__MATERIAL SHOWN__.

# # # # # # #

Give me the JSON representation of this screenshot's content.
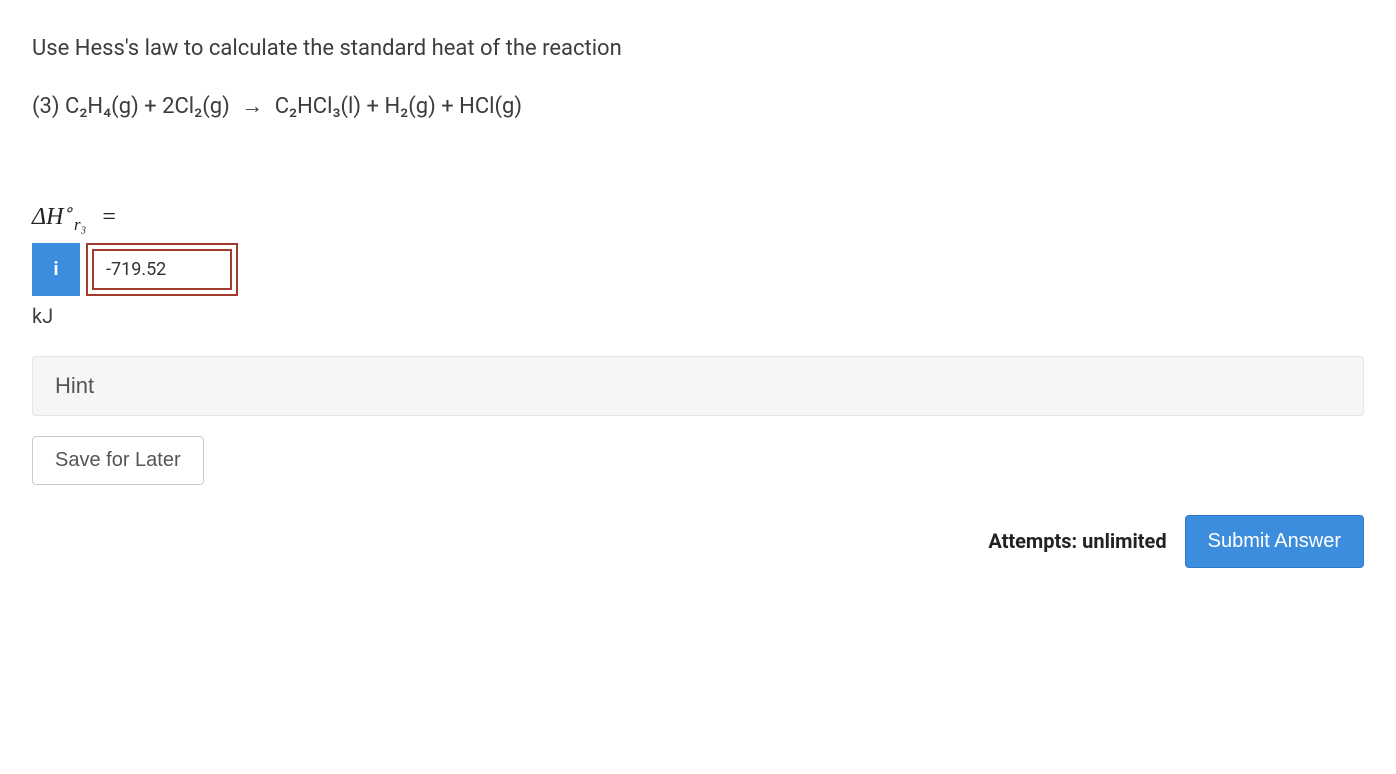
{
  "question": {
    "prompt": "Use Hess's law to calculate the standard heat of the reaction",
    "equation_number": "(3)",
    "reactants": "C₂H₄(g) + 2Cl₂(g)",
    "arrow": "→",
    "products": "C₂HCl₃(l) + H₂(g) + HCl(g)"
  },
  "answer": {
    "label_prefix": "ΔH",
    "label_sup": "∘",
    "label_sub": "r₃",
    "equals": "=",
    "value": "-719.52",
    "unit": "kJ",
    "info_icon": "i"
  },
  "controls": {
    "hint_label": "Hint",
    "save_label": "Save for Later",
    "attempts_label": "Attempts: unlimited",
    "submit_label": "Submit Answer"
  },
  "colors": {
    "primary_blue": "#3c8dde",
    "error_border": "#a23a2e",
    "text": "#3d3d3d",
    "hint_bg": "#f6f6f6"
  }
}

# # # # # # #

__EXERCISE DETAILS__.
Reproduce the whole listing above word for word, but not its pictures.

__REPLY TO THE EXERCISE__.
Give me the JSON representation of this screenshot's content.
{
  "question": {
    "prompt": "Use Hess's law to calculate the standard heat of the reaction",
    "equation_number": "(3)",
    "reactants": "C₂H₄(g) + 2Cl₂(g)",
    "arrow": "→",
    "products": "C₂HCl₃(l) + H₂(g) + HCl(g)"
  },
  "answer": {
    "label_prefix": "ΔH",
    "label_sup": "∘",
    "label_sub": "r₃",
    "equals": "=",
    "value": "-719.52",
    "unit": "kJ",
    "info_icon": "i"
  },
  "controls": {
    "hint_label": "Hint",
    "save_label": "Save for Later",
    "attempts_label": "Attempts: unlimited",
    "submit_label": "Submit Answer"
  },
  "colors": {
    "primary_blue": "#3c8dde",
    "error_border": "#a23a2e",
    "text": "#3d3d3d",
    "hint_bg": "#f6f6f6"
  }
}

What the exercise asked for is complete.